▶ [Aim]
Look through the records below and collect all lines that hold the string "bottles".

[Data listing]
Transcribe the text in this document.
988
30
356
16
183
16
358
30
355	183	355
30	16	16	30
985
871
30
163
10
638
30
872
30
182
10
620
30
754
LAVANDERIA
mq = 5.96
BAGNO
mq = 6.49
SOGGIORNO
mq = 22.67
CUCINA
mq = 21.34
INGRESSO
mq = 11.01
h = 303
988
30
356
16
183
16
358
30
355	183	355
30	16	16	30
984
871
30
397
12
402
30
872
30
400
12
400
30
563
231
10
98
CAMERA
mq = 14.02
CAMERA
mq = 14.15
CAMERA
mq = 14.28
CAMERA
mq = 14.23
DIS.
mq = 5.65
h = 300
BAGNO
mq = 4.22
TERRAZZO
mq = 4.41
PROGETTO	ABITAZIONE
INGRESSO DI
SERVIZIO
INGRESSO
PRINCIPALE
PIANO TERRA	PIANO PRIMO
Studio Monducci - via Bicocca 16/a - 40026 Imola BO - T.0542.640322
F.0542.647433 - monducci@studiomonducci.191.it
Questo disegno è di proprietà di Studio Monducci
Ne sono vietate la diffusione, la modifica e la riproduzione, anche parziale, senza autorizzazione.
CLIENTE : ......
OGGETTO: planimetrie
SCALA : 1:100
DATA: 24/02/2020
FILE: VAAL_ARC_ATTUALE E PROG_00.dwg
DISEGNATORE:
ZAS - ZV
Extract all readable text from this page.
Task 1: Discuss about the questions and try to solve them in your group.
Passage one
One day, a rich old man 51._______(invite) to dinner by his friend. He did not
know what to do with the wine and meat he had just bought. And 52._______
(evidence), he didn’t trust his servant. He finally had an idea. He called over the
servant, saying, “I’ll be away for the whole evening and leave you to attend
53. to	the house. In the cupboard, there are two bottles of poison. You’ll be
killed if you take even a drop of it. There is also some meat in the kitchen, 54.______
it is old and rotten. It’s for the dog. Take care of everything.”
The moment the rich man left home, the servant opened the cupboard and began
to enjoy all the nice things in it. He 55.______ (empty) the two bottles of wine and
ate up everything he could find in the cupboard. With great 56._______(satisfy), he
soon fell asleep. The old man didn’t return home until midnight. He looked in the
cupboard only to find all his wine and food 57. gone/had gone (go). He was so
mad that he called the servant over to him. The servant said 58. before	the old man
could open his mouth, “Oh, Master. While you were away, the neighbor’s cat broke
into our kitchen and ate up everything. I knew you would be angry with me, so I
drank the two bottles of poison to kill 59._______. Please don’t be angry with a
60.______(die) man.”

▶ [The answer]
53. to	the house. In the cupboard, there are two bottles of poison. You’ll be
to enjoy all the nice things in it. He 55.______ (empty) the two bottles of wine and
drank the two bottles of poison to kill 59._______. Please don’t be angry with a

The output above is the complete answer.